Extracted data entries

══════════

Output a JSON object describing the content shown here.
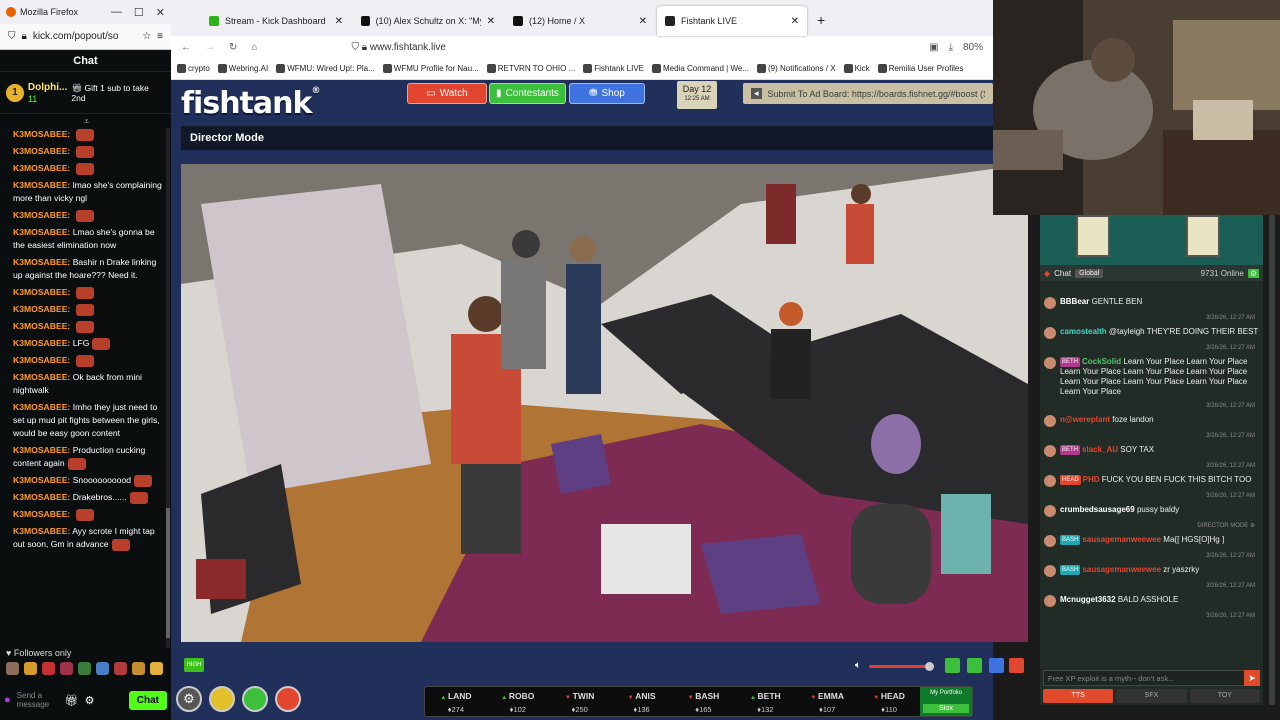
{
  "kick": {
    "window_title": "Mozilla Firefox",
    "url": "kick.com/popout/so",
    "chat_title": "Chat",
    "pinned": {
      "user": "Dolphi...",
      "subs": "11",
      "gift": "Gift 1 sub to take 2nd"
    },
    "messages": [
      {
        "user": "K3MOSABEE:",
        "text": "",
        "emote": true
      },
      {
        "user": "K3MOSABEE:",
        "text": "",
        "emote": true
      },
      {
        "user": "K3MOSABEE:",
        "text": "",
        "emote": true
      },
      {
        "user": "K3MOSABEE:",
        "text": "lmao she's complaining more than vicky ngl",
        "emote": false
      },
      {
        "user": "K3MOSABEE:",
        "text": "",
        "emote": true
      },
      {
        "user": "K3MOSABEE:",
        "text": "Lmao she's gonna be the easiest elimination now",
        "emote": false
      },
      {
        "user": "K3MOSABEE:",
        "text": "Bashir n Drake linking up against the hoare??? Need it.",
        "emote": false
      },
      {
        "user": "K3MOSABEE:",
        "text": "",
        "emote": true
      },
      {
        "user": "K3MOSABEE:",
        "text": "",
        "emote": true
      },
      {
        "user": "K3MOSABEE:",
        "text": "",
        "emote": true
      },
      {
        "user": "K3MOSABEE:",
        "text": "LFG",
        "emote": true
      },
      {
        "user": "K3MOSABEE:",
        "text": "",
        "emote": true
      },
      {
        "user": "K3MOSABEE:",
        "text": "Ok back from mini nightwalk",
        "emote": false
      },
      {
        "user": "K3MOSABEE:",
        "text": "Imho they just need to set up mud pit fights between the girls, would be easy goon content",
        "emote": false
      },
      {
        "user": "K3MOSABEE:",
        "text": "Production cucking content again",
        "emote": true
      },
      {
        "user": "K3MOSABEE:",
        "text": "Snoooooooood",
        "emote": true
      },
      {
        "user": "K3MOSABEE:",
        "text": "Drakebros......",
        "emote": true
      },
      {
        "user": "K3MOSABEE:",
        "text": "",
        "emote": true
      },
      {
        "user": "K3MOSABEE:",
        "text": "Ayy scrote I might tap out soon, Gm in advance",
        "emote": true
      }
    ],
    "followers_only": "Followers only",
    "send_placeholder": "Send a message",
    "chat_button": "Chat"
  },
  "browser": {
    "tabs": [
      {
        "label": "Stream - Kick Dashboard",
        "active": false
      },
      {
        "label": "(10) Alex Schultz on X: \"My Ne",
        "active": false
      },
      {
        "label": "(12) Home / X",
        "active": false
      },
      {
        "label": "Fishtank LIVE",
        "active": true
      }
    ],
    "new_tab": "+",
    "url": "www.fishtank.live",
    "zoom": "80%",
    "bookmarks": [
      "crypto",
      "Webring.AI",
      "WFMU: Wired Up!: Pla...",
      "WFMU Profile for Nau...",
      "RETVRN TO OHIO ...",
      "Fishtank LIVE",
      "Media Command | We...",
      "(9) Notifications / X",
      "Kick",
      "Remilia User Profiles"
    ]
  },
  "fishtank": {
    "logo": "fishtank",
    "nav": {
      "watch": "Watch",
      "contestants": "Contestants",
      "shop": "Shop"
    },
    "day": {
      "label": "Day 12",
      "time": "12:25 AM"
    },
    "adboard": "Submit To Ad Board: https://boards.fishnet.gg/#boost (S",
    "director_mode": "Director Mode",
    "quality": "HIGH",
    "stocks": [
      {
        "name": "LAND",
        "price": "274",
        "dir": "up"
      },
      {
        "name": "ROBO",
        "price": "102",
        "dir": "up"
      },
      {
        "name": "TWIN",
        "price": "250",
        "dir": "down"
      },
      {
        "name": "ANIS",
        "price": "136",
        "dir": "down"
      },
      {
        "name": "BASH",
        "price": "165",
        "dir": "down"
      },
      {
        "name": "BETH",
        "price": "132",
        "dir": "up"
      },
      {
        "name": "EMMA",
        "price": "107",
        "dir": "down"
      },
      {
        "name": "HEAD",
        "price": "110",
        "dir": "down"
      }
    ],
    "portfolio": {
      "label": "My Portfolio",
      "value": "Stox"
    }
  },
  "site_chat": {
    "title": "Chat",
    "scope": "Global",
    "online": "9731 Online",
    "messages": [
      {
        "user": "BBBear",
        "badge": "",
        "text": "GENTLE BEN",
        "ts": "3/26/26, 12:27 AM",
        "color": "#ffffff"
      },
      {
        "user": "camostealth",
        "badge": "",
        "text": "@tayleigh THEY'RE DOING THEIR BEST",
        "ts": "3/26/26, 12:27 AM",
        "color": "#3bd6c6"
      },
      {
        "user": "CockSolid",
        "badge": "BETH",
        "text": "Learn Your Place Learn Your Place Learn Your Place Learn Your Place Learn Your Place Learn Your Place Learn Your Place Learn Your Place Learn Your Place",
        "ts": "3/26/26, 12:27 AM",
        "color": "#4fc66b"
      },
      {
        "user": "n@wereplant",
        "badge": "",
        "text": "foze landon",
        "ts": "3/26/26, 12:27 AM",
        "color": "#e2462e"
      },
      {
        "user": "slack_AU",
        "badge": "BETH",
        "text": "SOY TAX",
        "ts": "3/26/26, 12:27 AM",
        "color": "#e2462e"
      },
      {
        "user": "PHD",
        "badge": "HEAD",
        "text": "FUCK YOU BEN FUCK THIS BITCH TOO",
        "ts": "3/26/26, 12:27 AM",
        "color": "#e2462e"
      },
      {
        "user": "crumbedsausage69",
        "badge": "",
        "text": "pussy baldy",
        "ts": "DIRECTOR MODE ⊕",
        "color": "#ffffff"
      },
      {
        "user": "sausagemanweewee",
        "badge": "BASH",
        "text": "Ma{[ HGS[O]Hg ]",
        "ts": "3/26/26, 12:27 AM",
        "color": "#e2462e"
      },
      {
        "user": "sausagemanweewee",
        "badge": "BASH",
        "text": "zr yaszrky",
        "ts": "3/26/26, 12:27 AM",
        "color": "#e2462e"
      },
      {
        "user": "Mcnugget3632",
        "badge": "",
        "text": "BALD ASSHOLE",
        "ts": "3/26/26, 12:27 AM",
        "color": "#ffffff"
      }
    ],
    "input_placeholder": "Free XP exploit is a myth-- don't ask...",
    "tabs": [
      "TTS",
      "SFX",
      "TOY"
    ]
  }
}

══════════

Set out every line from the material that contains the string "WFMU".

**TASK SOLUTION**
      "WFMU: Wired Up!: Pla...",
      "WFMU Profile for Nau...",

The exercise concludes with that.